WHAT YOU ARE ASKED TO DO
In the entries that follow, how many lines contain the word "artist"? Answer with the number only.

Collected data entries
+ + + + + + +

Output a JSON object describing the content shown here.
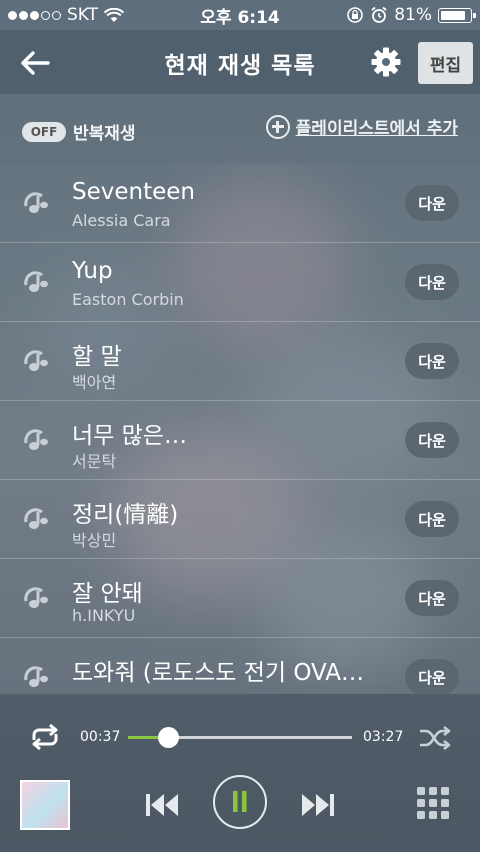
{
  "status_bar": {
    "carrier": "SKT",
    "time": "오후 6:14",
    "battery": "81%",
    "battery_level": 0.81,
    "signal_bars": 3,
    "icons": [
      "wifi-icon",
      "orientation-lock-icon",
      "alarm-icon",
      "battery-icon"
    ]
  },
  "nav": {
    "title": "현재 재생 목록",
    "edit_label": "편집",
    "icons": [
      "back-arrow-icon",
      "gear-icon"
    ]
  },
  "options": {
    "repeat_toggle": "OFF",
    "repeat_label": "반복재생",
    "add_from_playlist": "플레이리스트에서 추가"
  },
  "tracks": [
    {
      "title": "Seventeen",
      "artist": "Alessia Cara",
      "action": "다운"
    },
    {
      "title": "Yup",
      "artist": "Easton Corbin",
      "action": "다운"
    },
    {
      "title": "할 말",
      "artist": "백아연",
      "action": "다운"
    },
    {
      "title": "너무 많은…",
      "artist": "서문탁",
      "action": "다운"
    },
    {
      "title": "정리(情離)",
      "artist": "박상민",
      "action": "다운"
    },
    {
      "title": "잘 안돼",
      "artist": "h.INKYU",
      "action": "다운"
    },
    {
      "title": "도와줘 (로도스도 전기 OVA…",
      "artist": "",
      "action": "다운"
    }
  ],
  "player": {
    "current_time": "00:37",
    "total_time": "03:27",
    "progress": 0.18,
    "state": "playing",
    "accent_color": "#8cc63f",
    "icons": [
      "repeat-icon",
      "shuffle-icon",
      "previous-icon",
      "pause-icon",
      "next-icon",
      "grid-menu-icon",
      "album-art"
    ]
  }
}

+ + + + + + +

TASK ANSWER
7